● **RECORDS FOR THIS EXERCISE**
==*==

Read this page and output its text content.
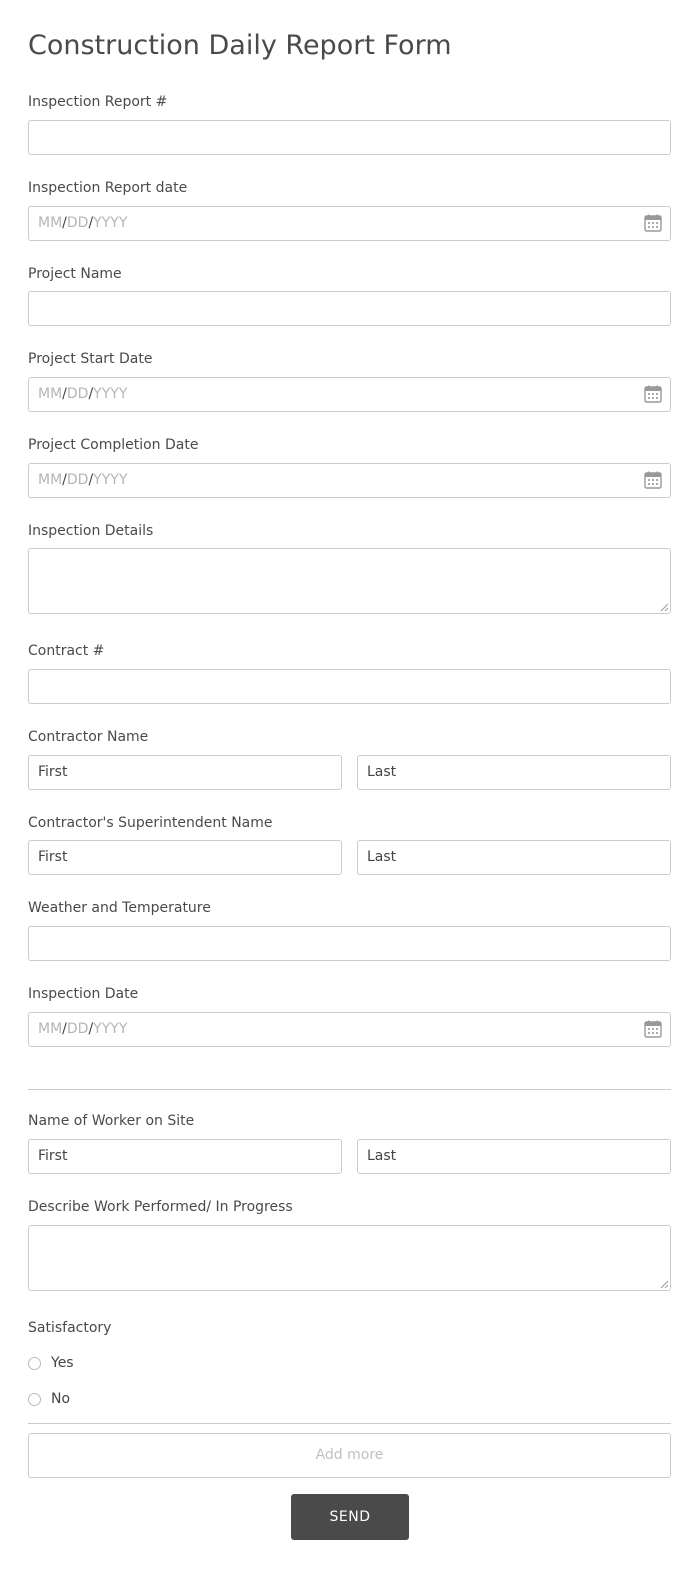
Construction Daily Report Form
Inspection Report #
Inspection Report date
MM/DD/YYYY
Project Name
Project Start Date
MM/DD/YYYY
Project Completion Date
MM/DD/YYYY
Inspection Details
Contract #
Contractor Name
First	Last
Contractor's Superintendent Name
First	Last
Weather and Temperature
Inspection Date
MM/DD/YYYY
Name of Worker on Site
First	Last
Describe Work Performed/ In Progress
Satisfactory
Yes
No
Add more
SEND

==*==

● **PROBLEM DESCRIPTION**
Make a list of all lines in the data that contain "Inspection".

● **WRITTEN RESPONSE**
Inspection Report #
Inspection Report date
Inspection Details
Inspection Date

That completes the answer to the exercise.